■ **Exercise directions**: Gather, from the data below, each line in which the word "none" occurs.

-- START OF Records supplied --

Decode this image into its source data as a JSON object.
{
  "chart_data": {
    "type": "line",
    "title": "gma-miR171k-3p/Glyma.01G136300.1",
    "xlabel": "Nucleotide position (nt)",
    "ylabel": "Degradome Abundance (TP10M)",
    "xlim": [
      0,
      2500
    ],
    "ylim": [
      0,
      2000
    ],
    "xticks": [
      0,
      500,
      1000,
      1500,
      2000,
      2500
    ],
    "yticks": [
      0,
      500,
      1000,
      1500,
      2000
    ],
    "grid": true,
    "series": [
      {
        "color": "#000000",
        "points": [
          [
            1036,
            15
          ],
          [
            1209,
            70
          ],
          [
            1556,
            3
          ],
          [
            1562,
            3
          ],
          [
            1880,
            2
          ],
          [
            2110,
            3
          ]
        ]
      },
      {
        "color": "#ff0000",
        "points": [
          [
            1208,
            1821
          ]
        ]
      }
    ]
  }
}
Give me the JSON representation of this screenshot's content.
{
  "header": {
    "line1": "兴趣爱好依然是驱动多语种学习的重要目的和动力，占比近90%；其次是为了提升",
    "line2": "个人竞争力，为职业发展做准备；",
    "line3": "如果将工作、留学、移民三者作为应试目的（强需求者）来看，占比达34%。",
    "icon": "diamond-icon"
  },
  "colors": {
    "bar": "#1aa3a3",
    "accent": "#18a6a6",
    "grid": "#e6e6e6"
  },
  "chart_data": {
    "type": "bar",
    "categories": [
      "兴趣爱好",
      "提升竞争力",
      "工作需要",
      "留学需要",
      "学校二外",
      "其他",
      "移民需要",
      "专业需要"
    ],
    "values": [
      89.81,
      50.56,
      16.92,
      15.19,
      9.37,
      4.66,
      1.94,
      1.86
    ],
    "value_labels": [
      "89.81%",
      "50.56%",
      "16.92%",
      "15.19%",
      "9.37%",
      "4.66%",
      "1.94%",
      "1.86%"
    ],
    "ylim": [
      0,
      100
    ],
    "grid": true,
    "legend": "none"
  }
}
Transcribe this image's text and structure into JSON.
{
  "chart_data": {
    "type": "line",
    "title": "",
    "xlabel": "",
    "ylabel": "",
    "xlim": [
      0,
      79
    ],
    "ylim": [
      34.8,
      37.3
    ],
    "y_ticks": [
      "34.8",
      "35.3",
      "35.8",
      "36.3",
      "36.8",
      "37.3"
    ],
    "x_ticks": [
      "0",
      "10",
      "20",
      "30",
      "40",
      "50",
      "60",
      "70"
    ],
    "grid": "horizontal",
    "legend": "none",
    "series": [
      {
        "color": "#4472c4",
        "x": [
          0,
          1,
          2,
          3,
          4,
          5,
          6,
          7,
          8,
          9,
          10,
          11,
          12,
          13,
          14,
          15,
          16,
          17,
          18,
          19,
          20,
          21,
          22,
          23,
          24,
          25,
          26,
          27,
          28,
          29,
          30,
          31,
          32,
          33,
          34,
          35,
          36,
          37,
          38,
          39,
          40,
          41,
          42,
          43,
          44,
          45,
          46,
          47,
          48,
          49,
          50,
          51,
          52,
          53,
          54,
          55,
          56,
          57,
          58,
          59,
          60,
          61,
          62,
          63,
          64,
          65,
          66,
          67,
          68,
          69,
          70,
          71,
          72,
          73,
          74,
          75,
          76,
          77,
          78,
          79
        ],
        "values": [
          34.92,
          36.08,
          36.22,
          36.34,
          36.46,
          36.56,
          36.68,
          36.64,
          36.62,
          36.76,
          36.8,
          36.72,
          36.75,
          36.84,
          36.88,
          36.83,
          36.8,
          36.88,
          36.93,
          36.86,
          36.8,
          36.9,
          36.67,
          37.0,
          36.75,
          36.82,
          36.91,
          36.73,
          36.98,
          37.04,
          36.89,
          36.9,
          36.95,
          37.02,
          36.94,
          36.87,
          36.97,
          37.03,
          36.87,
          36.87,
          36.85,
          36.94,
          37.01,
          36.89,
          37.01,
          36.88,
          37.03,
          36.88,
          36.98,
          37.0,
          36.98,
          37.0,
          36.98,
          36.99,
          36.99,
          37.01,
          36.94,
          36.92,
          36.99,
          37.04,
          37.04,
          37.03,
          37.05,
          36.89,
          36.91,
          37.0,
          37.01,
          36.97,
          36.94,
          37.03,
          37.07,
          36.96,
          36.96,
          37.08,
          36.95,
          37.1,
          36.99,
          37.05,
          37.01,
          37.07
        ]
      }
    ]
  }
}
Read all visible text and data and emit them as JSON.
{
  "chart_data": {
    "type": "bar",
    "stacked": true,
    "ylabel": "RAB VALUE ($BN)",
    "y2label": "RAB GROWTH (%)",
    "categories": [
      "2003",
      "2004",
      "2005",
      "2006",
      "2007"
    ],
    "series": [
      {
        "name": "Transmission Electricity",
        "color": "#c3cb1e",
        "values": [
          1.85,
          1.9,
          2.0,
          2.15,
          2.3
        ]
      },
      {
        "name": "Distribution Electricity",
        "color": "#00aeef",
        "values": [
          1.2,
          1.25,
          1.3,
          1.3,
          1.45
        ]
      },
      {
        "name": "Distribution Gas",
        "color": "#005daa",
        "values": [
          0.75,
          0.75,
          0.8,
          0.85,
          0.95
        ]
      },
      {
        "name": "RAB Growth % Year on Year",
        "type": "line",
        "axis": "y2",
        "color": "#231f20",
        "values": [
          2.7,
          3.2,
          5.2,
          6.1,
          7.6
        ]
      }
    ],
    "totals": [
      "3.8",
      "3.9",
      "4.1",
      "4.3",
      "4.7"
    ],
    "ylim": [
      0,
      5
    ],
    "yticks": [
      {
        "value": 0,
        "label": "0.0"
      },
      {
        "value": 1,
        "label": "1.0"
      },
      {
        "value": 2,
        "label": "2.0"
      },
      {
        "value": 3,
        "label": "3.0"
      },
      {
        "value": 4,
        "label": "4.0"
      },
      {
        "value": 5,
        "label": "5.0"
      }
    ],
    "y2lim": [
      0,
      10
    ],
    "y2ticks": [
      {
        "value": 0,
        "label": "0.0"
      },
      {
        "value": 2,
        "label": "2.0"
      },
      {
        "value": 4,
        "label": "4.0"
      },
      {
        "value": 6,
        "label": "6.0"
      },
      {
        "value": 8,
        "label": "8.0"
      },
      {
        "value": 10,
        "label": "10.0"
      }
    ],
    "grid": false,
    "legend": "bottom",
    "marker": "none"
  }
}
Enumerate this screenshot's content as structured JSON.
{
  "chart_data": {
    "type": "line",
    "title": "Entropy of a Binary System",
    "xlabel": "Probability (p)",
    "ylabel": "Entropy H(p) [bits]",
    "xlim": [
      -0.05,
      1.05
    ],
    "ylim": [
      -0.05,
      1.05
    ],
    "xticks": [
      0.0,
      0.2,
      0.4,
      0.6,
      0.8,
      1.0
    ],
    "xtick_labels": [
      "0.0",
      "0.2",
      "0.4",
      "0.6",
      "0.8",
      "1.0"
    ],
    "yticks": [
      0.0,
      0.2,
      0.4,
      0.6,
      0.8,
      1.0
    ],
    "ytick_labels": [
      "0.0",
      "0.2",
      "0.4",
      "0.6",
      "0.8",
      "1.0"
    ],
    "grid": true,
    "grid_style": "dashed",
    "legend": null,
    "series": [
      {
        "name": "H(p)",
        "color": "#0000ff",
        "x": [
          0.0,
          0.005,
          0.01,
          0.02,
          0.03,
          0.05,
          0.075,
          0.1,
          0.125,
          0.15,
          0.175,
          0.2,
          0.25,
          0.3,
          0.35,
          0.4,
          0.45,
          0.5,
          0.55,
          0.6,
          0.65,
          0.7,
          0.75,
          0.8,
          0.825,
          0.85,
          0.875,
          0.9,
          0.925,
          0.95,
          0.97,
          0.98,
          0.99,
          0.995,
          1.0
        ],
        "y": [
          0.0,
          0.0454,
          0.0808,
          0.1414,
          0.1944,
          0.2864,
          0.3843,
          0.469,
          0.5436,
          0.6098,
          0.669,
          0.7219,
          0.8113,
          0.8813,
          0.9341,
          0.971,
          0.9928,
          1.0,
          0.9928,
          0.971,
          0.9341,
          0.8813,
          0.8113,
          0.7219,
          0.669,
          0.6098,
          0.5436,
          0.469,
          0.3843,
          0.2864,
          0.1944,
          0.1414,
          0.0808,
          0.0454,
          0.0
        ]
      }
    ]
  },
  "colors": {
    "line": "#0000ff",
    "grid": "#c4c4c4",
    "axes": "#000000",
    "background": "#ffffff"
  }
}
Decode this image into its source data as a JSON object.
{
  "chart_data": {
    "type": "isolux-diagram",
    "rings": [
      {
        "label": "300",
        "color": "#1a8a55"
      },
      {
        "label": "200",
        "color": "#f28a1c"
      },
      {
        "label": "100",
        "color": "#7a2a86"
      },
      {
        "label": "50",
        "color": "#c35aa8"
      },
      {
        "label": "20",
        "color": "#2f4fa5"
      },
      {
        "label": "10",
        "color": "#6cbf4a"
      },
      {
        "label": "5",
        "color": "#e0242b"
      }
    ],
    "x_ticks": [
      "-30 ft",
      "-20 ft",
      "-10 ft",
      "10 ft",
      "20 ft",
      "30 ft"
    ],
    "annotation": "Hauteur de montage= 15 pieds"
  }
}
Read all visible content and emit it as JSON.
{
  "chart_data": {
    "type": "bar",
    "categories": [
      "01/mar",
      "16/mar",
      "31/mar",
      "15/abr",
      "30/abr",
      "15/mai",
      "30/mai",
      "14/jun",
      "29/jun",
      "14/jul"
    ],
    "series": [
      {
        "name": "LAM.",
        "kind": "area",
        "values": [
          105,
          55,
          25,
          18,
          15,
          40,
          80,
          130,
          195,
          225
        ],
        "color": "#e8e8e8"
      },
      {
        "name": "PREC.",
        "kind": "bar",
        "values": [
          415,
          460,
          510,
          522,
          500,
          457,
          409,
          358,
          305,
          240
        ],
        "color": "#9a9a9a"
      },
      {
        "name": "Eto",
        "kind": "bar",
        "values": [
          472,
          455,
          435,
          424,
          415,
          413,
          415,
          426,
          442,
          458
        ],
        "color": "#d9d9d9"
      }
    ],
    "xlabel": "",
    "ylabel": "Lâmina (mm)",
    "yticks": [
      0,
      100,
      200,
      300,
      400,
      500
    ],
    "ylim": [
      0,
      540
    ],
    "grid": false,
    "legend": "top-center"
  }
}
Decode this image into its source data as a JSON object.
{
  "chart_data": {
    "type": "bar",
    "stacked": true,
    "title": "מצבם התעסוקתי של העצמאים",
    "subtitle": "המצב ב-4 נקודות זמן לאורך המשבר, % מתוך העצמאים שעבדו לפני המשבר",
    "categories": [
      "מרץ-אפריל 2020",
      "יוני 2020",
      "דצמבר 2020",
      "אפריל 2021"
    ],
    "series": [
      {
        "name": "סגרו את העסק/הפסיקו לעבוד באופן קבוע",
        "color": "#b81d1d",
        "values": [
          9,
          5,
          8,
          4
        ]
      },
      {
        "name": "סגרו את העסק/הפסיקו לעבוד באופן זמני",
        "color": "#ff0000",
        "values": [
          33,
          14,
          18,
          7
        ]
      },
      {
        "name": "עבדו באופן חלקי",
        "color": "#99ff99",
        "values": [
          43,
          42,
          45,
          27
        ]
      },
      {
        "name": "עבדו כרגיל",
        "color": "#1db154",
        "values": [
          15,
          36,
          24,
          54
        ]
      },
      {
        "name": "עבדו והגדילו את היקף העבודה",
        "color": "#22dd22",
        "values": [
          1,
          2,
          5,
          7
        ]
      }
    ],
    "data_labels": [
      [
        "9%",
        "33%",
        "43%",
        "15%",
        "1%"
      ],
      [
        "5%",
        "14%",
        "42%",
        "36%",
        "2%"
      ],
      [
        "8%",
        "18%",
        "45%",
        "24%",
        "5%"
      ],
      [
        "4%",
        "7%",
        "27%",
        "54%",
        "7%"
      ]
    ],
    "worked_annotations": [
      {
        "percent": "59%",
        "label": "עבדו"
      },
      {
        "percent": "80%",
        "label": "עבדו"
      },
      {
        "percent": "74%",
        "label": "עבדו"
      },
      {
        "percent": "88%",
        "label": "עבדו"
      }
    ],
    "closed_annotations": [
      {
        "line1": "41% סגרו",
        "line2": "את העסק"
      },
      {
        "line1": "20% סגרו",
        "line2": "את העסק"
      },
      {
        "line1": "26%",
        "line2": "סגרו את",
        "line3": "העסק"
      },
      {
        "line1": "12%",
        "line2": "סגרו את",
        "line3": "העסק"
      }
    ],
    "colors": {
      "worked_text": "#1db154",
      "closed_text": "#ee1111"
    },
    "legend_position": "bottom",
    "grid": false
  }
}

-- END OF Records supplied --

■ **Finished task**:
    "legend": "none"
    "legend": "none",
    "marker": "none"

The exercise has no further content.